- REQUIREMENT: Transcribe all the records with complete accuracy.

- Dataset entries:

---+---

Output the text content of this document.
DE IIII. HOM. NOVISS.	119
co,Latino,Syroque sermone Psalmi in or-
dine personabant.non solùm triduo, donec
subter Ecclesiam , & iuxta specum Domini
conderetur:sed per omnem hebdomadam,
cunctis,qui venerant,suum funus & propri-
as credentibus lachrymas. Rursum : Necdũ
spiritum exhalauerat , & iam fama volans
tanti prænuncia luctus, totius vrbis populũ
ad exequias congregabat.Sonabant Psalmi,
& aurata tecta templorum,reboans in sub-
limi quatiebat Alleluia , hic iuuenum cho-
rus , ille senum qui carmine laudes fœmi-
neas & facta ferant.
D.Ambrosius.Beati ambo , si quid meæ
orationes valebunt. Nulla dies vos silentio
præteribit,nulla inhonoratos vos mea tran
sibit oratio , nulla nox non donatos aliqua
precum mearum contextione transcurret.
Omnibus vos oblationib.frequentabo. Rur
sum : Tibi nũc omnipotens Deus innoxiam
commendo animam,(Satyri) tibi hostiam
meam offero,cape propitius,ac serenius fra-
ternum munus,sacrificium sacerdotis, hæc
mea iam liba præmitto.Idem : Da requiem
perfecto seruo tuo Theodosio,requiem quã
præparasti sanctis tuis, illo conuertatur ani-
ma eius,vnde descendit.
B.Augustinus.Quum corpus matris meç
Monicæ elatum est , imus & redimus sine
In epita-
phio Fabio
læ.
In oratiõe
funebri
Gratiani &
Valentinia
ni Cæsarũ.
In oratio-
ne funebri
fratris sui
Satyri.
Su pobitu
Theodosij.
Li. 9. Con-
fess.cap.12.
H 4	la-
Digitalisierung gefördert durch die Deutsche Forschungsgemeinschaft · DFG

---+---

- IN RESPONSE:
Output the text content of this document.
DE IIII. HOM. NOVISS.	119
co,Latino,Syroque sermone Psalmi in or-
dine personabant.non solùm triduo, donec
subter Ecclesiam , & iuxta specum Domini
conderetur:sed per omnem hebdomadam,
cunctis,qui venerant,suum funus & propri-
as credentibus lachrymas. Rursum : Necdũ
spiritum exhalauerat , & iam fama volans
tanti prænuncia luctus, totius vrbis populũ
ad exequias congregabat.Sonabant Psalmi,
& aurata tecta templorum,reboans in sub-
limi quatiebat Alleluia , hic iuuenum cho-
rus , ille senum qui carmine laudes fœmi-
neas & facta ferant.
D.Ambrosius.Beati ambo , si quid meæ
orationes valebunt. Nulla dies vos silentio
præteribit,nulla inhonoratos vos mea tran
sibit oratio , nulla nox non donatos aliqua
precum mearum contextione transcurret.
Omnibus vos oblationib.frequentabo. Rur
sum : Tibi nũc omnipotens Deus innoxiam
commendo animam,(Satyri) tibi hostiam
meam offero,cape propitius,ac serenius fra-
ternum munus,sacrificium sacerdotis, hæc
mea iam liba præmitto.Idem : Da requiem
perfecto seruo tuo Theodosio,requiem quã
præparasti sanctis tuis, illo conuertatur ani-
ma eius,vnde descendit.
B.Augustinus.Quum corpus matris meç
Monicæ elatum est , imus & redimus sine
In epita-
phio Fabio
læ.
In oratiõe
funebri
Gratiani &
Valentinia
ni Cæsarũ.
In oratio-
ne funebri
fratris sui
Satyri.
Su pobitu
Theodosij.
Li. 9. Con-
fess.cap.12.
H 4	la-
Digitalisierung gefördert durch die Deutsche Forschungsgemeinschaft · DFG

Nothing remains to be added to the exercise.